=== Your task ===
Could you extract every entry below and reproduce it exactly?

(Figure collection entries)
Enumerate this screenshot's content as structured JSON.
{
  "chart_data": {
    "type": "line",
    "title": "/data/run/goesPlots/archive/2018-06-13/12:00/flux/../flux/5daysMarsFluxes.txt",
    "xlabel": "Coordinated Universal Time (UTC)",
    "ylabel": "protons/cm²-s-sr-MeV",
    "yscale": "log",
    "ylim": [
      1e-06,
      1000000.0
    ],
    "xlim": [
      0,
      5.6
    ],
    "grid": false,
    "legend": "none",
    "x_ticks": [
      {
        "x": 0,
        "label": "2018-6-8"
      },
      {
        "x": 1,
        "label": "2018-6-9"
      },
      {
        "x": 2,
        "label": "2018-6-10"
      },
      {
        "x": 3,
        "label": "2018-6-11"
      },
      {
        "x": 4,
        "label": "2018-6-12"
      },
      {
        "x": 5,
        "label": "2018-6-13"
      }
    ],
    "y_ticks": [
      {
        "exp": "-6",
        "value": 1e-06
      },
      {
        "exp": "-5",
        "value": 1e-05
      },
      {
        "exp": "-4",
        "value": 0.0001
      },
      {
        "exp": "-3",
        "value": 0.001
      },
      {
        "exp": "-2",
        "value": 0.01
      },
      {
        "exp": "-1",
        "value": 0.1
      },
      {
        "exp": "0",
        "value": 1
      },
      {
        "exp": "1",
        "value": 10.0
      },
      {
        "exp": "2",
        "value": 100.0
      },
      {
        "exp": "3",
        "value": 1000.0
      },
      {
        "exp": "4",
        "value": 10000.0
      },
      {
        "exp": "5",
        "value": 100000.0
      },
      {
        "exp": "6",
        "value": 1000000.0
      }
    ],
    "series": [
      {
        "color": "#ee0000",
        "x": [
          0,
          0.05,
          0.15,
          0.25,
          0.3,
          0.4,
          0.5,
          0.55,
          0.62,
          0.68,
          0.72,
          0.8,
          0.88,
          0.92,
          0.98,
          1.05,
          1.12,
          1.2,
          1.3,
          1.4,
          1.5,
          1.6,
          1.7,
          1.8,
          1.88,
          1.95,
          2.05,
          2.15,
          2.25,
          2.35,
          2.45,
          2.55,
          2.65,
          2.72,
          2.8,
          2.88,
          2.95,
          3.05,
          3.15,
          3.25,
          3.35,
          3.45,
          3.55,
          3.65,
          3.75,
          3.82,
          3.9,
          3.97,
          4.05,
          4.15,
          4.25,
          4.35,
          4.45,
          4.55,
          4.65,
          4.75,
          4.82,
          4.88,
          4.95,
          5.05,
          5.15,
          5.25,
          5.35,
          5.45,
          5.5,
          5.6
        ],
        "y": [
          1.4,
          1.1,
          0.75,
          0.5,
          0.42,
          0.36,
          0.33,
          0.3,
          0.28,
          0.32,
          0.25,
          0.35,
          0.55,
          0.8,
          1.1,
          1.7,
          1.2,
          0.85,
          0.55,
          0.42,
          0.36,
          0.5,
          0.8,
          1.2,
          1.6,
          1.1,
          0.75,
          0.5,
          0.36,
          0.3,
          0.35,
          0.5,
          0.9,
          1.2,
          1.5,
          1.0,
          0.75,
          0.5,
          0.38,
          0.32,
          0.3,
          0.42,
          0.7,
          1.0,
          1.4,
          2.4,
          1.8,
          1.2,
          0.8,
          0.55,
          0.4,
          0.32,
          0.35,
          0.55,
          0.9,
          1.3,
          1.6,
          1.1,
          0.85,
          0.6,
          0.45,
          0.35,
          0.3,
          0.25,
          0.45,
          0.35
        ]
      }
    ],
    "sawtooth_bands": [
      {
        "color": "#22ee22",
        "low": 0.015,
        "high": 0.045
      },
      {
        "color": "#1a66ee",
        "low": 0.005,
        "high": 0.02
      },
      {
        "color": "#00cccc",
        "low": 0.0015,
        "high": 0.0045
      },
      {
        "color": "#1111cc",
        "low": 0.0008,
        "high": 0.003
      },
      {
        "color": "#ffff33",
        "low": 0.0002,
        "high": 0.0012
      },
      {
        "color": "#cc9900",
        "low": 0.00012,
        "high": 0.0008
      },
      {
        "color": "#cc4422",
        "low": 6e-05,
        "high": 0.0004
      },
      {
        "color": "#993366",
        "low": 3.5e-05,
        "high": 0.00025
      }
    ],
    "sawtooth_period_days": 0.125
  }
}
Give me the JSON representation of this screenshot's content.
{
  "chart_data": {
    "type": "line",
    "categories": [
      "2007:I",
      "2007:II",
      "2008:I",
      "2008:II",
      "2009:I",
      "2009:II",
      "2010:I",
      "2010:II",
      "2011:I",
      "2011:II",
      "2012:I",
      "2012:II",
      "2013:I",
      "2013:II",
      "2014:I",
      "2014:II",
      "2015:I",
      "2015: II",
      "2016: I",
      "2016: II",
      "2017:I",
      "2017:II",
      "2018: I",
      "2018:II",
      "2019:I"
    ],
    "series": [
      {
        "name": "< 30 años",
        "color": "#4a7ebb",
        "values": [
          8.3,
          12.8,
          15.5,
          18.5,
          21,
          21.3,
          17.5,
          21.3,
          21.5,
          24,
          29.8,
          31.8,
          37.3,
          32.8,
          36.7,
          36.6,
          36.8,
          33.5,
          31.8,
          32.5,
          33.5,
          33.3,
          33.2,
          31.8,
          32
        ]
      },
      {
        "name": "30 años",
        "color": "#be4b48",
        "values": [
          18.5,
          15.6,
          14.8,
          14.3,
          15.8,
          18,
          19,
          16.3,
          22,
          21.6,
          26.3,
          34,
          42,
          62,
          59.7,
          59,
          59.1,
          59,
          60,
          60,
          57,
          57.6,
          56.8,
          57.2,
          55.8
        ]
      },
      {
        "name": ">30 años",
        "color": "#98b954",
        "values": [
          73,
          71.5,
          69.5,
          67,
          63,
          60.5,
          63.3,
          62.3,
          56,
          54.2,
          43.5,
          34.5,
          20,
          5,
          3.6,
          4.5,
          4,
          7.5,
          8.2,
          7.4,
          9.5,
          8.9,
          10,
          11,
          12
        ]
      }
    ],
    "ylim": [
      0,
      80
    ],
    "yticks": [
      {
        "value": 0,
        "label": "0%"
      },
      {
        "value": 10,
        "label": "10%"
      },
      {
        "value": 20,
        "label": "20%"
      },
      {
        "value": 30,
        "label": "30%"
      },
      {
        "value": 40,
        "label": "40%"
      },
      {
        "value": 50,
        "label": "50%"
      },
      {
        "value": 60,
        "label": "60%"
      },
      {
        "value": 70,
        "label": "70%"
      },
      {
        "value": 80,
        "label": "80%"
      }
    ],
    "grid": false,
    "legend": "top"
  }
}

=== Answer to this task ===
Enumerate this screenshot's content as structured JSON.
{
  "chart_data": {
    "type": "line",
    "title": "/data/run/goesPlots/archive/2018-06-13/12:00/flux/../flux/5daysMarsFluxes.txt",
    "xlabel": "Coordinated Universal Time (UTC)",
    "ylabel": "protons/cm²-s-sr-MeV",
    "yscale": "log",
    "ylim": [
      1e-06,
      1000000.0
    ],
    "xlim": [
      0,
      5.6
    ],
    "grid": false,
    "legend": "none",
    "x_ticks": [
      {
        "x": 0,
        "label": "2018-6-8"
      },
      {
        "x": 1,
        "label": "2018-6-9"
      },
      {
        "x": 2,
        "label": "2018-6-10"
      },
      {
        "x": 3,
        "label": "2018-6-11"
      },
      {
        "x": 4,
        "label": "2018-6-12"
      },
      {
        "x": 5,
        "label": "2018-6-13"
      }
    ],
    "y_ticks": [
      {
        "exp": "-6",
        "value": 1e-06
      },
      {
        "exp": "-5",
        "value": 1e-05
      },
      {
        "exp": "-4",
        "value": 0.0001
      },
      {
        "exp": "-3",
        "value": 0.001
      },
      {
        "exp": "-2",
        "value": 0.01
      },
      {
        "exp": "-1",
        "value": 0.1
      },
      {
        "exp": "0",
        "value": 1
      },
      {
        "exp": "1",
        "value": 10.0
      },
      {
        "exp": "2",
        "value": 100.0
      },
      {
        "exp": "3",
        "value": 1000.0
      },
      {
        "exp": "4",
        "value": 10000.0
      },
      {
        "exp": "5",
        "value": 100000.0
      },
      {
        "exp": "6",
        "value": 1000000.0
      }
    ],
    "series": [
      {
        "color": "#ee0000",
        "x": [
          0,
          0.05,
          0.15,
          0.25,
          0.3,
          0.4,
          0.5,
          0.55,
          0.62,
          0.68,
          0.72,
          0.8,
          0.88,
          0.92,
          0.98,
          1.05,
          1.12,
          1.2,
          1.3,
          1.4,
          1.5,
          1.6,
          1.7,
          1.8,
          1.88,
          1.95,
          2.05,
          2.15,
          2.25,
          2.35,
          2.45,
          2.55,
          2.65,
          2.72,
          2.8,
          2.88,
          2.95,
          3.05,
          3.15,
          3.25,
          3.35,
          3.45,
          3.55,
          3.65,
          3.75,
          3.82,
          3.9,
          3.97,
          4.05,
          4.15,
          4.25,
          4.35,
          4.45,
          4.55,
          4.65,
          4.75,
          4.82,
          4.88,
          4.95,
          5.05,
          5.15,
          5.25,
          5.35,
          5.45,
          5.5,
          5.6
        ],
        "y": [
          1.4,
          1.1,
          0.75,
          0.5,
          0.42,
          0.36,
          0.33,
          0.3,
          0.28,
          0.32,
          0.25,
          0.35,
          0.55,
          0.8,
          1.1,
          1.7,
          1.2,
          0.85,
          0.55,
          0.42,
          0.36,
          0.5,
          0.8,
          1.2,
          1.6,
          1.1,
          0.75,
          0.5,
          0.36,
          0.3,
          0.35,
          0.5,
          0.9,
          1.2,
          1.5,
          1.0,
          0.75,
          0.5,
          0.38,
          0.32,
          0.3,
          0.42,
          0.7,
          1.0,
          1.4,
          2.4,
          1.8,
          1.2,
          0.8,
          0.55,
          0.4,
          0.32,
          0.35,
          0.55,
          0.9,
          1.3,
          1.6,
          1.1,
          0.85,
          0.6,
          0.45,
          0.35,
          0.3,
          0.25,
          0.45,
          0.35
        ]
      }
    ],
    "sawtooth_bands": [
      {
        "color": "#22ee22",
        "low": 0.015,
        "high": 0.045
      },
      {
        "color": "#1a66ee",
        "low": 0.005,
        "high": 0.02
      },
      {
        "color": "#00cccc",
        "low": 0.0015,
        "high": 0.0045
      },
      {
        "color": "#1111cc",
        "low": 0.0008,
        "high": 0.003
      },
      {
        "color": "#ffff33",
        "low": 0.0002,
        "high": 0.0012
      },
      {
        "color": "#cc9900",
        "low": 0.00012,
        "high": 0.0008
      },
      {
        "color": "#cc4422",
        "low": 6e-05,
        "high": 0.0004
      },
      {
        "color": "#993366",
        "low": 3.5e-05,
        "high": 0.00025
      }
    ],
    "sawtooth_period_days": 0.125
  }
}
Give me the JSON representation of this screenshot's content.
{
  "chart_data": {
    "type": "line",
    "categories": [
      "2007:I",
      "2007:II",
      "2008:I",
      "2008:II",
      "2009:I",
      "2009:II",
      "2010:I",
      "2010:II",
      "2011:I",
      "2011:II",
      "2012:I",
      "2012:II",
      "2013:I",
      "2013:II",
      "2014:I",
      "2014:II",
      "2015:I",
      "2015: II",
      "2016: I",
      "2016: II",
      "2017:I",
      "2017:II",
      "2018: I",
      "2018:II",
      "2019:I"
    ],
    "series": [
      {
        "name": "< 30 años",
        "color": "#4a7ebb",
        "values": [
          8.3,
          12.8,
          15.5,
          18.5,
          21,
          21.3,
          17.5,
          21.3,
          21.5,
          24,
          29.8,
          31.8,
          37.3,
          32.8,
          36.7,
          36.6,
          36.8,
          33.5,
          31.8,
          32.5,
          33.5,
          33.3,
          33.2,
          31.8,
          32
        ]
      },
      {
        "name": "30 años",
        "color": "#be4b48",
        "values": [
          18.5,
          15.6,
          14.8,
          14.3,
          15.8,
          18,
          19,
          16.3,
          22,
          21.6,
          26.3,
          34,
          42,
          62,
          59.7,
          59,
          59.1,
          59,
          60,
          60,
          57,
          57.6,
          56.8,
          57.2,
          55.8
        ]
      },
      {
        "name": ">30 años",
        "color": "#98b954",
        "values": [
          73,
          71.5,
          69.5,
          67,
          63,
          60.5,
          63.3,
          62.3,
          56,
          54.2,
          43.5,
          34.5,
          20,
          5,
          3.6,
          4.5,
          4,
          7.5,
          8.2,
          7.4,
          9.5,
          8.9,
          10,
          11,
          12
        ]
      }
    ],
    "ylim": [
      0,
      80
    ],
    "yticks": [
      {
        "value": 0,
        "label": "0%"
      },
      {
        "value": 10,
        "label": "10%"
      },
      {
        "value": 20,
        "label": "20%"
      },
      {
        "value": 30,
        "label": "30%"
      },
      {
        "value": 40,
        "label": "40%"
      },
      {
        "value": 50,
        "label": "50%"
      },
      {
        "value": 60,
        "label": "60%"
      },
      {
        "value": 70,
        "label": "70%"
      },
      {
        "value": 80,
        "label": "80%"
      }
    ],
    "grid": false,
    "legend": "top"
  }
}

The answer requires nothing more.